_WRITTEN EXERCISE_
Output the material beneath this task exactly, images excluded.

_Items from a dataset_
════════════════

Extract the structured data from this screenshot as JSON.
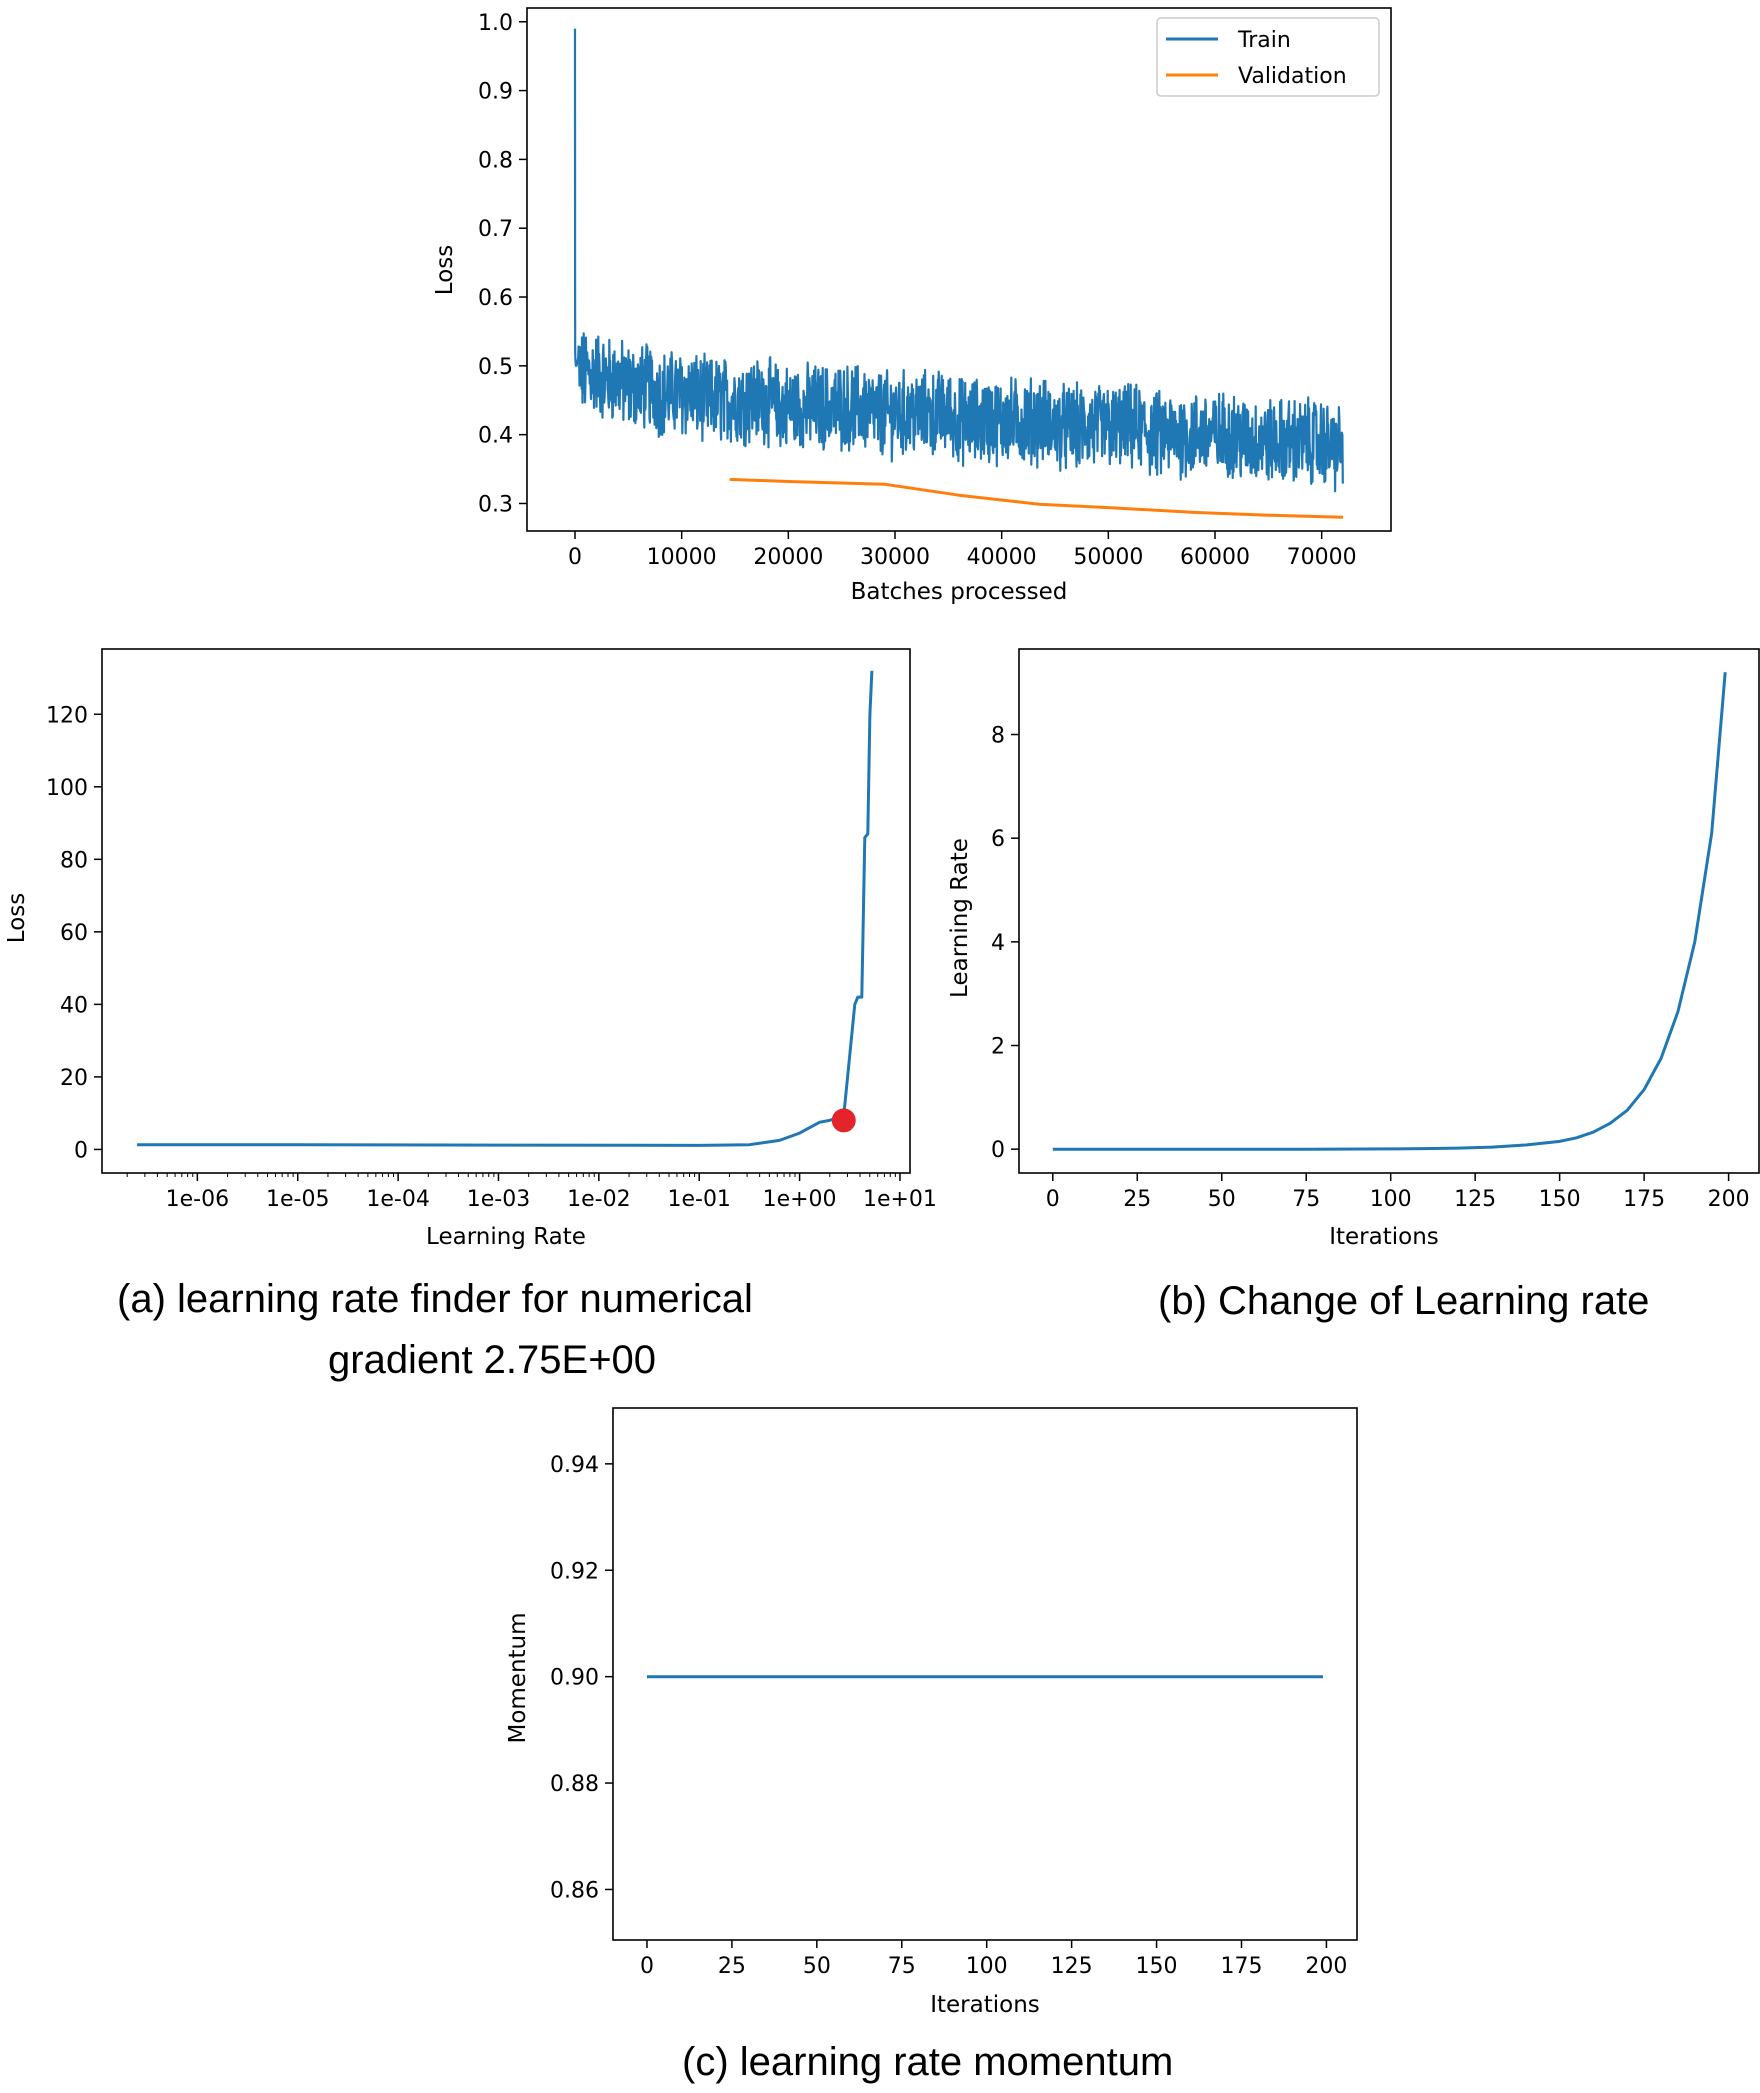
{
  "chart_data": [
    {
      "id": "top",
      "type": "line",
      "xlabel": "Batches processed",
      "ylabel": "Loss",
      "xlim": [
        -4500,
        76500
      ],
      "ylim": [
        0.26,
        1.02
      ],
      "xticks": [
        0,
        10000,
        20000,
        30000,
        40000,
        50000,
        60000,
        70000
      ],
      "xtick_labels": [
        "0",
        "10000",
        "20000",
        "30000",
        "40000",
        "50000",
        "60000",
        "70000"
      ],
      "yticks": [
        0.3,
        0.4,
        0.5,
        0.6,
        0.7,
        0.8,
        0.9,
        1.0
      ],
      "ytick_labels": [
        "0.3",
        "0.4",
        "0.5",
        "0.6",
        "0.7",
        "0.8",
        "0.9",
        "1.0"
      ],
      "legend_position": "top-right",
      "series": [
        {
          "name": "Train",
          "color": "#1f77b4",
          "x": [
            0,
            10,
            20,
            40,
            80,
            150,
            300,
            600,
            1000,
            2000,
            3000,
            4000,
            5000,
            6000,
            7000,
            8000,
            9000,
            10000,
            11000,
            12000,
            13000,
            14000,
            15000,
            16000,
            17000,
            18000,
            19000,
            20000,
            21000,
            22000,
            23000,
            24000,
            25000,
            26000,
            27000,
            28000,
            29000,
            30000,
            31000,
            32000,
            33000,
            34000,
            35000,
            36000,
            37000,
            38000,
            39000,
            40000,
            41000,
            42000,
            43000,
            44000,
            45000,
            46000,
            47000,
            48000,
            49000,
            50000,
            51000,
            52000,
            53000,
            54000,
            55000,
            56000,
            57000,
            58000,
            59000,
            60000,
            61000,
            62000,
            63000,
            64000,
            65000,
            66000,
            67000,
            68000,
            69000,
            70000,
            71000,
            72000
          ],
          "values": [
            0.99,
            0.6,
            0.52,
            0.51,
            0.5,
            0.5,
            0.5,
            0.49,
            0.49,
            0.49,
            0.48,
            0.48,
            0.47,
            0.47,
            0.47,
            0.46,
            0.46,
            0.46,
            0.46,
            0.45,
            0.45,
            0.45,
            0.45,
            0.45,
            0.45,
            0.45,
            0.44,
            0.44,
            0.44,
            0.44,
            0.44,
            0.44,
            0.44,
            0.44,
            0.44,
            0.43,
            0.43,
            0.43,
            0.43,
            0.43,
            0.43,
            0.43,
            0.43,
            0.42,
            0.42,
            0.42,
            0.42,
            0.42,
            0.42,
            0.42,
            0.42,
            0.42,
            0.41,
            0.41,
            0.41,
            0.41,
            0.41,
            0.41,
            0.41,
            0.41,
            0.41,
            0.4,
            0.4,
            0.4,
            0.4,
            0.4,
            0.4,
            0.4,
            0.4,
            0.4,
            0.39,
            0.39,
            0.39,
            0.39,
            0.39,
            0.39,
            0.39,
            0.39,
            0.38,
            0.38
          ],
          "noise_band": 0.055
        },
        {
          "name": "Validation",
          "color": "#ff7f0e",
          "x": [
            14500,
            20000,
            29000,
            36000,
            43500,
            50000,
            58000,
            65000,
            72000
          ],
          "values": [
            0.335,
            0.332,
            0.328,
            0.312,
            0.299,
            0.294,
            0.287,
            0.283,
            0.28
          ]
        }
      ]
    },
    {
      "id": "a",
      "type": "line",
      "xscale": "log",
      "xlabel": "Learning Rate",
      "ylabel": "Loss",
      "xlim_log10": [
        -6.95,
        1.1
      ],
      "ylim": [
        -6.5,
        138
      ],
      "xticks_log10": [
        -6,
        -5,
        -4,
        -3,
        -2,
        -1,
        0,
        1
      ],
      "xtick_labels": [
        "1e-06",
        "1e-05",
        "1e-04",
        "1e-03",
        "1e-02",
        "1e-01",
        "1e+00",
        "1e+01"
      ],
      "yticks": [
        0,
        20,
        40,
        60,
        80,
        100,
        120
      ],
      "ytick_labels": [
        "0",
        "20",
        "40",
        "60",
        "80",
        "100",
        "120"
      ],
      "series": [
        {
          "name": "loss",
          "color": "#1f77b4",
          "x_log10": [
            -6.6,
            -5,
            -3,
            -1,
            -0.5,
            -0.2,
            0,
            0.2,
            0.3,
            0.44,
            0.55,
            0.58,
            0.62,
            0.65,
            0.68,
            0.7,
            0.72
          ],
          "values": [
            1.3,
            1.3,
            1.2,
            1.1,
            1.3,
            2.5,
            4.5,
            7.5,
            8.0,
            9.5,
            40,
            42,
            42,
            86,
            87,
            120,
            132
          ]
        }
      ],
      "marker": {
        "x_log10": 0.44,
        "y": 8,
        "color": "#e3242b"
      }
    },
    {
      "id": "b",
      "type": "line",
      "xlabel": "Iterations",
      "ylabel": "Learning Rate",
      "xlim": [
        -10,
        209
      ],
      "ylim": [
        -0.46,
        9.65
      ],
      "xticks": [
        0,
        25,
        50,
        75,
        100,
        125,
        150,
        175,
        200
      ],
      "xtick_labels": [
        "0",
        "25",
        "50",
        "75",
        "100",
        "125",
        "150",
        "175",
        "200"
      ],
      "yticks": [
        0,
        2,
        4,
        6,
        8
      ],
      "ytick_labels": [
        "0",
        "2",
        "4",
        "6",
        "8"
      ],
      "series": [
        {
          "name": "learning rate",
          "color": "#1f77b4",
          "x": [
            0,
            25,
            50,
            75,
            100,
            110,
            120,
            130,
            140,
            150,
            155,
            160,
            165,
            170,
            175,
            180,
            185,
            190,
            195,
            199
          ],
          "values": [
            0.0,
            0.0,
            0.0,
            0.0,
            0.005,
            0.01,
            0.02,
            0.04,
            0.08,
            0.15,
            0.22,
            0.33,
            0.5,
            0.75,
            1.15,
            1.75,
            2.65,
            4.0,
            6.1,
            9.2
          ]
        }
      ]
    },
    {
      "id": "c",
      "type": "line",
      "xlabel": "Iterations",
      "ylabel": "Momentum",
      "xlim": [
        -10,
        209
      ],
      "ylim": [
        0.8505,
        0.9505
      ],
      "xticks": [
        0,
        25,
        50,
        75,
        100,
        125,
        150,
        175,
        200
      ],
      "xtick_labels": [
        "0",
        "25",
        "50",
        "75",
        "100",
        "125",
        "150",
        "175",
        "200"
      ],
      "yticks": [
        0.86,
        0.88,
        0.9,
        0.92,
        0.94
      ],
      "ytick_labels": [
        "0.86",
        "0.88",
        "0.90",
        "0.92",
        "0.94"
      ],
      "series": [
        {
          "name": "momentum",
          "color": "#1f77b4",
          "x": [
            0,
            199
          ],
          "values": [
            0.9,
            0.9
          ]
        }
      ]
    }
  ],
  "captions": {
    "a_line1": "(a)  learning rate finder for numerical",
    "a_line2": "gradient 2.75E+00",
    "b": "(b)  Change of Learning rate",
    "c": "(c)  learning rate momentum"
  }
}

════════════════

_RESPONSE TO THE TASK_
Extract the structured data from this screenshot as JSON.
{
  "chart_data": [
    {
      "id": "top",
      "type": "line",
      "xlabel": "Batches processed",
      "ylabel": "Loss",
      "xlim": [
        -4500,
        76500
      ],
      "ylim": [
        0.26,
        1.02
      ],
      "xticks": [
        0,
        10000,
        20000,
        30000,
        40000,
        50000,
        60000,
        70000
      ],
      "xtick_labels": [
        "0",
        "10000",
        "20000",
        "30000",
        "40000",
        "50000",
        "60000",
        "70000"
      ],
      "yticks": [
        0.3,
        0.4,
        0.5,
        0.6,
        0.7,
        0.8,
        0.9,
        1.0
      ],
      "ytick_labels": [
        "0.3",
        "0.4",
        "0.5",
        "0.6",
        "0.7",
        "0.8",
        "0.9",
        "1.0"
      ],
      "legend_position": "top-right",
      "series": [
        {
          "name": "Train",
          "color": "#1f77b4",
          "x": [
            0,
            10,
            20,
            40,
            80,
            150,
            300,
            600,
            1000,
            2000,
            3000,
            4000,
            5000,
            6000,
            7000,
            8000,
            9000,
            10000,
            11000,
            12000,
            13000,
            14000,
            15000,
            16000,
            17000,
            18000,
            19000,
            20000,
            21000,
            22000,
            23000,
            24000,
            25000,
            26000,
            27000,
            28000,
            29000,
            30000,
            31000,
            32000,
            33000,
            34000,
            35000,
            36000,
            37000,
            38000,
            39000,
            40000,
            41000,
            42000,
            43000,
            44000,
            45000,
            46000,
            47000,
            48000,
            49000,
            50000,
            51000,
            52000,
            53000,
            54000,
            55000,
            56000,
            57000,
            58000,
            59000,
            60000,
            61000,
            62000,
            63000,
            64000,
            65000,
            66000,
            67000,
            68000,
            69000,
            70000,
            71000,
            72000
          ],
          "values": [
            0.99,
            0.6,
            0.52,
            0.51,
            0.5,
            0.5,
            0.5,
            0.49,
            0.49,
            0.49,
            0.48,
            0.48,
            0.47,
            0.47,
            0.47,
            0.46,
            0.46,
            0.46,
            0.46,
            0.45,
            0.45,
            0.45,
            0.45,
            0.45,
            0.45,
            0.45,
            0.44,
            0.44,
            0.44,
            0.44,
            0.44,
            0.44,
            0.44,
            0.44,
            0.44,
            0.43,
            0.43,
            0.43,
            0.43,
            0.43,
            0.43,
            0.43,
            0.43,
            0.42,
            0.42,
            0.42,
            0.42,
            0.42,
            0.42,
            0.42,
            0.42,
            0.42,
            0.41,
            0.41,
            0.41,
            0.41,
            0.41,
            0.41,
            0.41,
            0.41,
            0.41,
            0.4,
            0.4,
            0.4,
            0.4,
            0.4,
            0.4,
            0.4,
            0.4,
            0.4,
            0.39,
            0.39,
            0.39,
            0.39,
            0.39,
            0.39,
            0.39,
            0.39,
            0.38,
            0.38
          ],
          "noise_band": 0.055
        },
        {
          "name": "Validation",
          "color": "#ff7f0e",
          "x": [
            14500,
            20000,
            29000,
            36000,
            43500,
            50000,
            58000,
            65000,
            72000
          ],
          "values": [
            0.335,
            0.332,
            0.328,
            0.312,
            0.299,
            0.294,
            0.287,
            0.283,
            0.28
          ]
        }
      ]
    },
    {
      "id": "a",
      "type": "line",
      "xscale": "log",
      "xlabel": "Learning Rate",
      "ylabel": "Loss",
      "xlim_log10": [
        -6.95,
        1.1
      ],
      "ylim": [
        -6.5,
        138
      ],
      "xticks_log10": [
        -6,
        -5,
        -4,
        -3,
        -2,
        -1,
        0,
        1
      ],
      "xtick_labels": [
        "1e-06",
        "1e-05",
        "1e-04",
        "1e-03",
        "1e-02",
        "1e-01",
        "1e+00",
        "1e+01"
      ],
      "yticks": [
        0,
        20,
        40,
        60,
        80,
        100,
        120
      ],
      "ytick_labels": [
        "0",
        "20",
        "40",
        "60",
        "80",
        "100",
        "120"
      ],
      "series": [
        {
          "name": "loss",
          "color": "#1f77b4",
          "x_log10": [
            -6.6,
            -5,
            -3,
            -1,
            -0.5,
            -0.2,
            0,
            0.2,
            0.3,
            0.44,
            0.55,
            0.58,
            0.62,
            0.65,
            0.68,
            0.7,
            0.72
          ],
          "values": [
            1.3,
            1.3,
            1.2,
            1.1,
            1.3,
            2.5,
            4.5,
            7.5,
            8.0,
            9.5,
            40,
            42,
            42,
            86,
            87,
            120,
            132
          ]
        }
      ],
      "marker": {
        "x_log10": 0.44,
        "y": 8,
        "color": "#e3242b"
      }
    },
    {
      "id": "b",
      "type": "line",
      "xlabel": "Iterations",
      "ylabel": "Learning Rate",
      "xlim": [
        -10,
        209
      ],
      "ylim": [
        -0.46,
        9.65
      ],
      "xticks": [
        0,
        25,
        50,
        75,
        100,
        125,
        150,
        175,
        200
      ],
      "xtick_labels": [
        "0",
        "25",
        "50",
        "75",
        "100",
        "125",
        "150",
        "175",
        "200"
      ],
      "yticks": [
        0,
        2,
        4,
        6,
        8
      ],
      "ytick_labels": [
        "0",
        "2",
        "4",
        "6",
        "8"
      ],
      "series": [
        {
          "name": "learning rate",
          "color": "#1f77b4",
          "x": [
            0,
            25,
            50,
            75,
            100,
            110,
            120,
            130,
            140,
            150,
            155,
            160,
            165,
            170,
            175,
            180,
            185,
            190,
            195,
            199
          ],
          "values": [
            0.0,
            0.0,
            0.0,
            0.0,
            0.005,
            0.01,
            0.02,
            0.04,
            0.08,
            0.15,
            0.22,
            0.33,
            0.5,
            0.75,
            1.15,
            1.75,
            2.65,
            4.0,
            6.1,
            9.2
          ]
        }
      ]
    },
    {
      "id": "c",
      "type": "line",
      "xlabel": "Iterations",
      "ylabel": "Momentum",
      "xlim": [
        -10,
        209
      ],
      "ylim": [
        0.8505,
        0.9505
      ],
      "xticks": [
        0,
        25,
        50,
        75,
        100,
        125,
        150,
        175,
        200
      ],
      "xtick_labels": [
        "0",
        "25",
        "50",
        "75",
        "100",
        "125",
        "150",
        "175",
        "200"
      ],
      "yticks": [
        0.86,
        0.88,
        0.9,
        0.92,
        0.94
      ],
      "ytick_labels": [
        "0.86",
        "0.88",
        "0.90",
        "0.92",
        "0.94"
      ],
      "series": [
        {
          "name": "momentum",
          "color": "#1f77b4",
          "x": [
            0,
            199
          ],
          "values": [
            0.9,
            0.9
          ]
        }
      ]
    }
  ],
  "captions": {
    "a_line1": "(a)  learning rate finder for numerical",
    "a_line2": "gradient 2.75E+00",
    "b": "(b)  Change of Learning rate",
    "c": "(c)  learning rate momentum"
  }
}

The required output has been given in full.